··· Extrait source ···
Toute guerre est abjecte. Les terribles expériences des deux guerres mondiales ont changé la manière de penser au sein de la communauté internationale et ont conduit à la ratification de la Charte des Nations Unies le 26 juin 1945. Elle interdit aux États membres de recourir à la force et garantit leur intégrité territoriale. Les fondateurs de la Charte des Nations Unies savaient qu’elle ne suffirait pas à abolir les guerres. C’est pourquoi la Charte des Nations Unies accorde à chaque État le droit de se défendre.
En Europe, la Seconde Guerre mondiale a été suivie d’une période de paix sans précédent. Mieux encore : après l’effondrement du Pacte de Varsovie, on a cru que les guerres en Europe appartenaient définitivement au passé. Cela a conduit à un redimensionnement massif des armées en Europe et en Suisse.
Pour l’industrie d’armement suisse, cela a eu des conséquences à large échelle. Le nombre des commandes de l’armée suisse et des armées étrangères a diminué. Quant à la qualité, plus la période sans conflit durait, plus les entreprises d’armement étaient reléguées au rang de l’indécent par les partis de gauche et les médias. Certaines banques les avaient mises sur des listes noires pour leurs fonds et placées au même niveau que l’industrie pornographique. Les politiciens, y compris une partie des milieux bourgeois, voulaient profiter de la situation pour se profiler et ont soutenu les mesures limitant les possibilités d’exportation de l’industrie d’armement.
··· Données ···
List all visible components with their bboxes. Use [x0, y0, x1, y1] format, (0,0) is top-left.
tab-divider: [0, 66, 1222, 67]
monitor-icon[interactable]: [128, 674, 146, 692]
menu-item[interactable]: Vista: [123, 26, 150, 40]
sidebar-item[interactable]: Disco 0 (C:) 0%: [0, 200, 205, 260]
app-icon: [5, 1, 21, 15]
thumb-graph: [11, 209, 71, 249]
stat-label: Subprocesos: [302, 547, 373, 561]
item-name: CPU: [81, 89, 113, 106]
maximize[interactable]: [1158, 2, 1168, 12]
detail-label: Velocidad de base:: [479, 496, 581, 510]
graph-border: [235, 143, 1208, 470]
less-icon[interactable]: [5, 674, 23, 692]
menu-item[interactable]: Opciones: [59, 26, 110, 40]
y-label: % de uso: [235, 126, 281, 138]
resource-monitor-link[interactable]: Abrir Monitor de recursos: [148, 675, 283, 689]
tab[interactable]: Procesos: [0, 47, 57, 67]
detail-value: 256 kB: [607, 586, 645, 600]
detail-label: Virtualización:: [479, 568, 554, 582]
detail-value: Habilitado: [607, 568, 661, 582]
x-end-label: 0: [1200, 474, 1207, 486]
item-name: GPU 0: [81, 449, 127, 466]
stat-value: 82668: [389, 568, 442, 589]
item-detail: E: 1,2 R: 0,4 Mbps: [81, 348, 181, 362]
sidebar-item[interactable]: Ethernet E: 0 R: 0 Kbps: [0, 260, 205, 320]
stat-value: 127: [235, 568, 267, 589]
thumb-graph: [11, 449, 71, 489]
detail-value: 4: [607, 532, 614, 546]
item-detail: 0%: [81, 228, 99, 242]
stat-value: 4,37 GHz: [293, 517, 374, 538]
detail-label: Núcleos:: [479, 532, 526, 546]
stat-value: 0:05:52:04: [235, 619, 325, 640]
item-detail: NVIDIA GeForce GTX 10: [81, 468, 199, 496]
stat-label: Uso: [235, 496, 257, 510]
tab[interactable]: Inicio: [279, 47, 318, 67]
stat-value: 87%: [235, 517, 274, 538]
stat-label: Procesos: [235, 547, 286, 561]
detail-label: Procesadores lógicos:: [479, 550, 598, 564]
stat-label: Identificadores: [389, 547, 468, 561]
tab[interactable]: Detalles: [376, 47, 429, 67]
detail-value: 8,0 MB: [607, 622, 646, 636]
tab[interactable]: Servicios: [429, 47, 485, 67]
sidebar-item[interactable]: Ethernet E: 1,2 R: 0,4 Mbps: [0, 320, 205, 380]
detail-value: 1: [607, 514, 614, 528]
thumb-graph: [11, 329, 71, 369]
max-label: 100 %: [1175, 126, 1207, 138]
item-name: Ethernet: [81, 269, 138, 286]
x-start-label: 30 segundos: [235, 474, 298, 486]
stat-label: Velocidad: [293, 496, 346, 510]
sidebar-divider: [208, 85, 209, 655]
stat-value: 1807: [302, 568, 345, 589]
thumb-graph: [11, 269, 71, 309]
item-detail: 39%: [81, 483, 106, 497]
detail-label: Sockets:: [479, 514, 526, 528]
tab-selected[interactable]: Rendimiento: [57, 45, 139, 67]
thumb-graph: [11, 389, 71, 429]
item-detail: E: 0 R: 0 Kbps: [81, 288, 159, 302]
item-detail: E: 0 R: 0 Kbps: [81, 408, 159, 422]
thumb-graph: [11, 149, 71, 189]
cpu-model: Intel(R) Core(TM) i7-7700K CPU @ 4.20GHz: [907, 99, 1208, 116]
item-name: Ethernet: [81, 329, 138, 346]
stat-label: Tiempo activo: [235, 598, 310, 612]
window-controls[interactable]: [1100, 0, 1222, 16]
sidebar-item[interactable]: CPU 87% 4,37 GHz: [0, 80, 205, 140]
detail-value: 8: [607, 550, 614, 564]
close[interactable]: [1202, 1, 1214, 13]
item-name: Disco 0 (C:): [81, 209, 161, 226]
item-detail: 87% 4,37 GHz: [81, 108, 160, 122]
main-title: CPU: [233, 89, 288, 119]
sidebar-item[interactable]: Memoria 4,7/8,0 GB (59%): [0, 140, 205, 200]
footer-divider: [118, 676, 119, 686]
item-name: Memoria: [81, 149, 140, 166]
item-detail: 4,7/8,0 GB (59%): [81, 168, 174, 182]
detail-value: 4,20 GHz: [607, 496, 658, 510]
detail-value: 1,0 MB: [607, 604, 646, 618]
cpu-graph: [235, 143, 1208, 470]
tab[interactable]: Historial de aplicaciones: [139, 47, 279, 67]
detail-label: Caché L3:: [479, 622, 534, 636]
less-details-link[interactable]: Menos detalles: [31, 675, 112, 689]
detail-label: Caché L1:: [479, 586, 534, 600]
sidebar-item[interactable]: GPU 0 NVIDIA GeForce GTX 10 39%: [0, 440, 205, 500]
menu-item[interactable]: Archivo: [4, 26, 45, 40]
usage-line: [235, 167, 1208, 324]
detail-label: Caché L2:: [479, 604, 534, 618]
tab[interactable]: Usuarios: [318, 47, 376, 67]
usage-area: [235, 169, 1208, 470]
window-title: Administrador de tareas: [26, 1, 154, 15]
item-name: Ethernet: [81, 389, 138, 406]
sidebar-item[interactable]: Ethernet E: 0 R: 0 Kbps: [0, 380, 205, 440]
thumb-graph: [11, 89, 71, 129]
···
Exercices>
- A) Indiquez si chacune des affirmations suivantes est conforme à l'extrait, en répondant par oui ou par non et en citant les mots décisifs. (i) La Charte des Nations Unies a été ratifiée le 26 juin 1945. (ii) Les fondateurs de la Charte pensaient qu'elle suffirait à abolir les guerres. (iii) Les commandes de l'armée suisse ont augmenté après la fin du Pacte de Varsovie.
- B) D'après l'extrait, pourquoi la Charte des Nations Unies accorde-t-elle à chaque État le droit de se défendre ?
- C) Recopiez le passage de l'extrait qui commence aux mots "Toute guerre est" et s'arrête après les mots "de se défendre.".
Appuyez-vous uniquement sur l'extrait pour répondre.

Corrigés>
- A)
(i) Oui : « ont conduit à la ratification de la Charte des Nations Unies le 26 juin 1945 ».
(ii) Non : « Les fondateurs de la Charte des Nations Unies savaient qu’elle ne suffirait pas à abolir les guerres ».
(iii) Non : « Le nombre des commandes de l’armée suisse et des armées étrangères a diminué ».

- B) Les fondateurs de la Charte savaient que celle-ci ne suffirait pas à abolir les guerres. Ils ont donc accordé à chaque État le droit de se défendre.

- C)
Toute guerre est abjecte. Les terribles expériences des deux guerres mondiales ont changé la manière de penser au sein de la communauté internationale et ont conduit à la ratification de la Charte des Nations Unies le 26 juin 1945. Elle interdit aux États membres de recourir à la force et garantit leur intégrité territoriale. Les fondateurs de la Charte des Nations Unies savaient qu’elle ne suffirait pas à abolir les guerres. C’est pourquoi la Charte des Nations Unies accorde à chaque État le droit de se défendre.